INSTRUCTIONS TO FOLLOW.
Print the entries in full, word for word, but not the pictures.

(Dataset records on visual material)
.....
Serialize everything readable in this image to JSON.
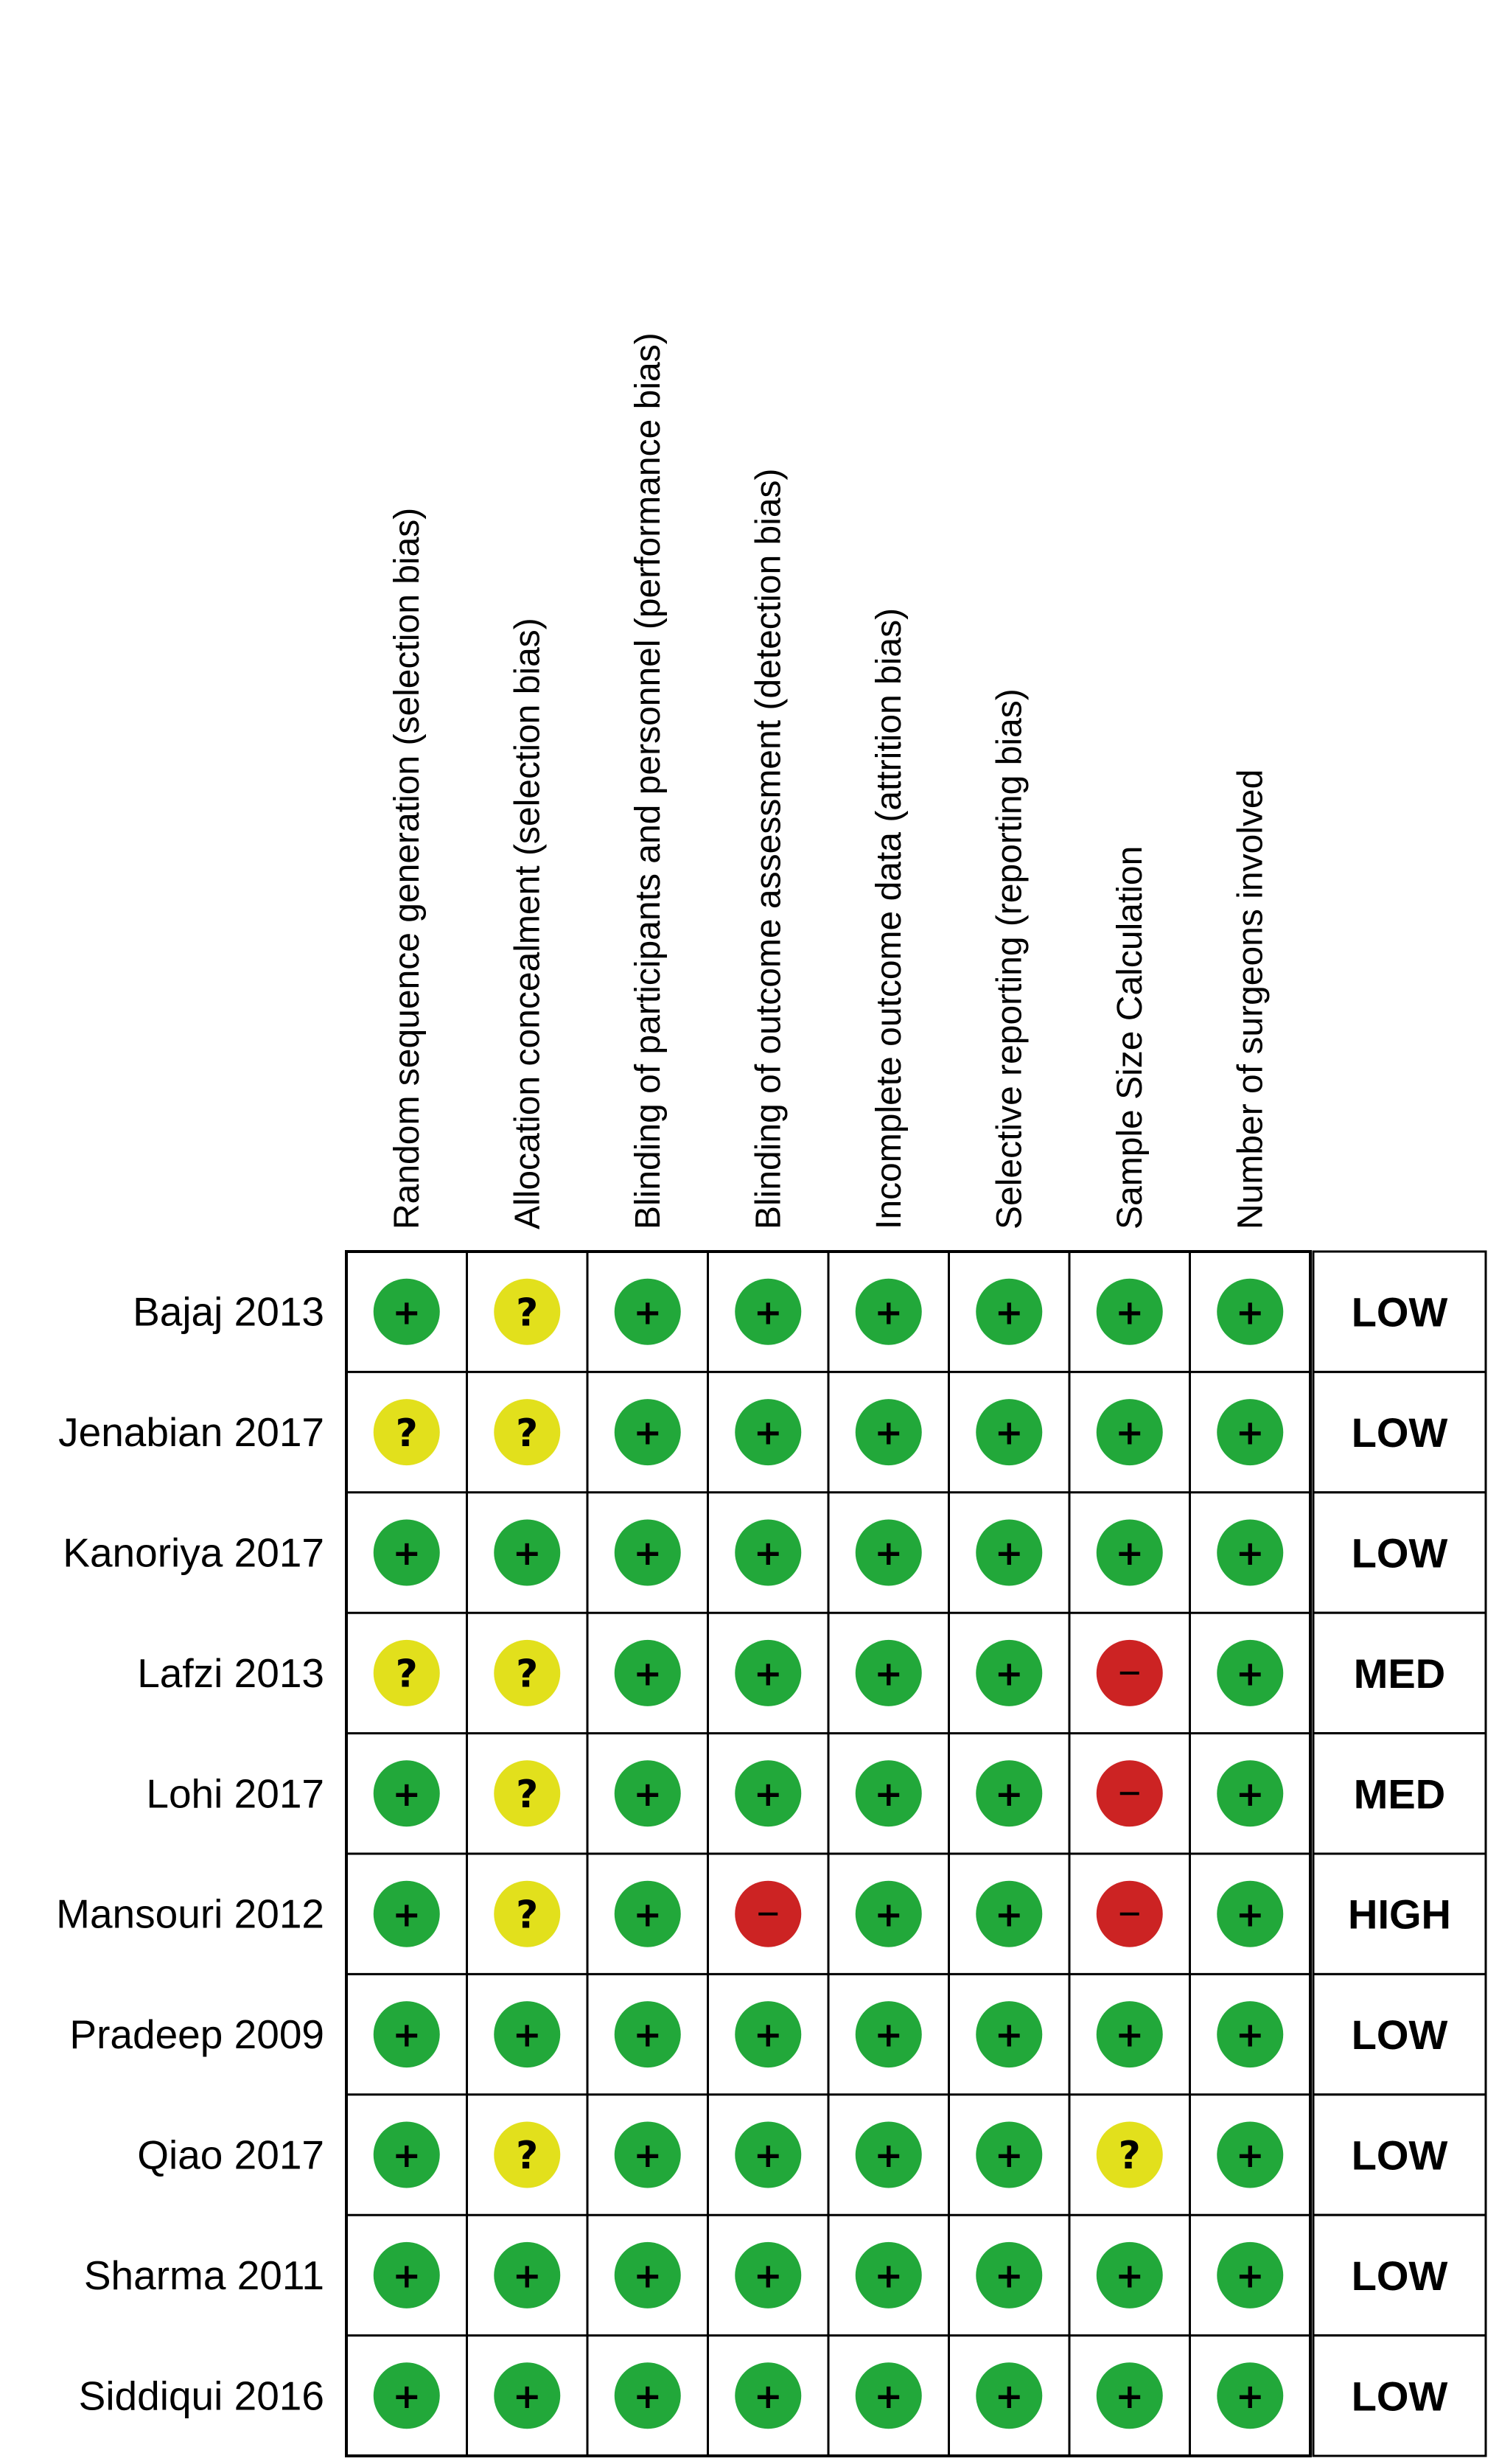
{
  "chart_data": {
    "type": "table",
    "title": "",
    "columns": [
      "Random sequence generation (selection bias)",
      "Allocation concealment (selection bias)",
      "Blinding of participants and personnel (performance bias)",
      "Blinding of outcome assessment (detection bias)",
      "Incomplete outcome data (attrition bias)",
      "Selective reporting (reporting bias)",
      "Sample Size Calculation",
      "Number of surgeons involved"
    ],
    "legend": {
      "low": {
        "symbol": "+",
        "color": "#22a83a"
      },
      "unclear": {
        "symbol": "?",
        "color": "#e2e01c"
      },
      "high": {
        "symbol": "–",
        "color": "#cc2323"
      }
    },
    "studies": [
      {
        "name": "Bajaj  2013",
        "ratings": [
          "low",
          "unclear",
          "low",
          "low",
          "low",
          "low",
          "low",
          "low"
        ],
        "overall": "LOW"
      },
      {
        "name": "Jenabian 2017",
        "ratings": [
          "unclear",
          "unclear",
          "low",
          "low",
          "low",
          "low",
          "low",
          "low"
        ],
        "overall": "LOW"
      },
      {
        "name": "Kanoriya 2017",
        "ratings": [
          "low",
          "low",
          "low",
          "low",
          "low",
          "low",
          "low",
          "low"
        ],
        "overall": "LOW"
      },
      {
        "name": "Lafzi 2013",
        "ratings": [
          "unclear",
          "unclear",
          "low",
          "low",
          "low",
          "low",
          "high",
          "low"
        ],
        "overall": "MED"
      },
      {
        "name": "Lohi 2017",
        "ratings": [
          "low",
          "unclear",
          "low",
          "low",
          "low",
          "low",
          "high",
          "low"
        ],
        "overall": "MED"
      },
      {
        "name": "Mansouri 2012",
        "ratings": [
          "low",
          "unclear",
          "low",
          "high",
          "low",
          "low",
          "high",
          "low"
        ],
        "overall": "HIGH"
      },
      {
        "name": "Pradeep 2009",
        "ratings": [
          "low",
          "low",
          "low",
          "low",
          "low",
          "low",
          "low",
          "low"
        ],
        "overall": "LOW"
      },
      {
        "name": "Qiao 2017",
        "ratings": [
          "low",
          "unclear",
          "low",
          "low",
          "low",
          "low",
          "unclear",
          "low"
        ],
        "overall": "LOW"
      },
      {
        "name": "Sharma 2011",
        "ratings": [
          "low",
          "low",
          "low",
          "low",
          "low",
          "low",
          "low",
          "low"
        ],
        "overall": "LOW"
      },
      {
        "name": "Siddiqui 2016",
        "ratings": [
          "low",
          "low",
          "low",
          "low",
          "low",
          "low",
          "low",
          "low"
        ],
        "overall": "LOW"
      }
    ]
  }
}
.....
ANSWER FOR THE TASK.
Serialize everything readable in this image to JSON.
{
  "chart_data": {
    "type": "table",
    "title": "",
    "columns": [
      "Random sequence generation (selection bias)",
      "Allocation concealment (selection bias)",
      "Blinding of participants and personnel (performance bias)",
      "Blinding of outcome assessment (detection bias)",
      "Incomplete outcome data (attrition bias)",
      "Selective reporting (reporting bias)",
      "Sample Size Calculation",
      "Number of surgeons involved"
    ],
    "legend": {
      "low": {
        "symbol": "+",
        "color": "#22a83a"
      },
      "unclear": {
        "symbol": "?",
        "color": "#e2e01c"
      },
      "high": {
        "symbol": "–",
        "color": "#cc2323"
      }
    },
    "studies": [
      {
        "name": "Bajaj  2013",
        "ratings": [
          "low",
          "unclear",
          "low",
          "low",
          "low",
          "low",
          "low",
          "low"
        ],
        "overall": "LOW"
      },
      {
        "name": "Jenabian 2017",
        "ratings": [
          "unclear",
          "unclear",
          "low",
          "low",
          "low",
          "low",
          "low",
          "low"
        ],
        "overall": "LOW"
      },
      {
        "name": "Kanoriya 2017",
        "ratings": [
          "low",
          "low",
          "low",
          "low",
          "low",
          "low",
          "low",
          "low"
        ],
        "overall": "LOW"
      },
      {
        "name": "Lafzi 2013",
        "ratings": [
          "unclear",
          "unclear",
          "low",
          "low",
          "low",
          "low",
          "high",
          "low"
        ],
        "overall": "MED"
      },
      {
        "name": "Lohi 2017",
        "ratings": [
          "low",
          "unclear",
          "low",
          "low",
          "low",
          "low",
          "high",
          "low"
        ],
        "overall": "MED"
      },
      {
        "name": "Mansouri 2012",
        "ratings": [
          "low",
          "unclear",
          "low",
          "high",
          "low",
          "low",
          "high",
          "low"
        ],
        "overall": "HIGH"
      },
      {
        "name": "Pradeep 2009",
        "ratings": [
          "low",
          "low",
          "low",
          "low",
          "low",
          "low",
          "low",
          "low"
        ],
        "overall": "LOW"
      },
      {
        "name": "Qiao 2017",
        "ratings": [
          "low",
          "unclear",
          "low",
          "low",
          "low",
          "low",
          "unclear",
          "low"
        ],
        "overall": "LOW"
      },
      {
        "name": "Sharma 2011",
        "ratings": [
          "low",
          "low",
          "low",
          "low",
          "low",
          "low",
          "low",
          "low"
        ],
        "overall": "LOW"
      },
      {
        "name": "Siddiqui 2016",
        "ratings": [
          "low",
          "low",
          "low",
          "low",
          "low",
          "low",
          "low",
          "low"
        ],
        "overall": "LOW"
      }
    ]
  }
}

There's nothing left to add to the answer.